• **OBJECTIVE**
All of the lines below are to be printed again exactly; images are excluded from the output.
-- begin SUPPLIED DATA --
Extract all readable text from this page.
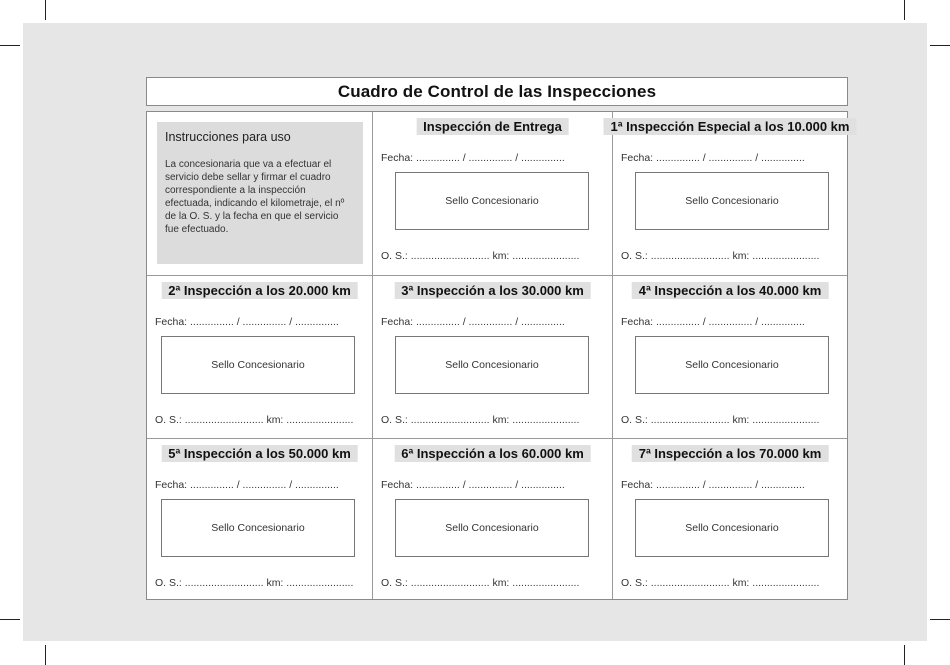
Cuadro de Control de las Inspecciones
Instrucciones para uso
La concesionaria que va a efectuar el servicio debe sellar y firmar el cuadro correspondiente a la inspección efectuada, indicando el kilometraje, el nº de la O. S. y la fecha en que el servicio fue efectuado.
Inspección de Entrega
Fecha: ............... / ............... / ...............
Sello Concesionario
O. S.: ........................... km: .......................
1ª Inspección Especial a los 10.000 km
Fecha: ............... / ............... / ...............
Sello Concesionario
O. S.: ........................... km: .......................
2ª Inspección a los 20.000 km
Fecha: ............... / ............... / ...............
Sello Concesionario
O. S.: ........................... km: .......................
3ª Inspección a los 30.000 km
Fecha: ............... / ............... / ...............
Sello Concesionario
O. S.: ........................... km: .......................
4ª Inspección a los 40.000 km
Fecha: ............... / ............... / ...............
Sello Concesionario
O. S.: ........................... km: .......................
5ª Inspección a los 50.000 km
Fecha: ............... / ............... / ...............
Sello Concesionario
O. S.: ........................... km: .......................
6ª Inspección a los 60.000 km
Fecha: ............... / ............... / ...............
Sello Concesionario
O. S.: ........................... km: .......................
7ª Inspección a los 70.000 km
Fecha: ............... / ............... / ...............
Sello Concesionario
O. S.: ........................... km: .......................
-- end SUPPLIED DATA --
• **ANSWER TO THE EXERCISE**
Extract all readable text from this page.
Cuadro de Control de las Inspecciones
Instrucciones para uso
La concesionaria que va a efectuar el servicio debe sellar y firmar el cuadro correspondiente a la inspección efectuada, indicando el kilometraje, el nº de la O. S. y la fecha en que el servicio fue efectuado.
Inspección de Entrega
Fecha: ............... / ............... / ...............
Sello Concesionario
O. S.: ........................... km: .......................
1ª Inspección Especial a los 10.000 km
Fecha: ............... / ............... / ...............
Sello Concesionario
O. S.: ........................... km: .......................
2ª Inspección a los 20.000 km
Fecha: ............... / ............... / ...............
Sello Concesionario
O. S.: ........................... km: .......................
3ª Inspección a los 30.000 km
Fecha: ............... / ............... / ...............
Sello Concesionario
O. S.: ........................... km: .......................
4ª Inspección a los 40.000 km
Fecha: ............... / ............... / ...............
Sello Concesionario
O. S.: ........................... km: .......................
5ª Inspección a los 50.000 km
Fecha: ............... / ............... / ...............
Sello Concesionario
O. S.: ........................... km: .......................
6ª Inspección a los 60.000 km
Fecha: ............... / ............... / ...............
Sello Concesionario
O. S.: ........................... km: .......................
7ª Inspección a los 70.000 km
Fecha: ............... / ............... / ...............
Sello Concesionario
O. S.: ........................... km: .......................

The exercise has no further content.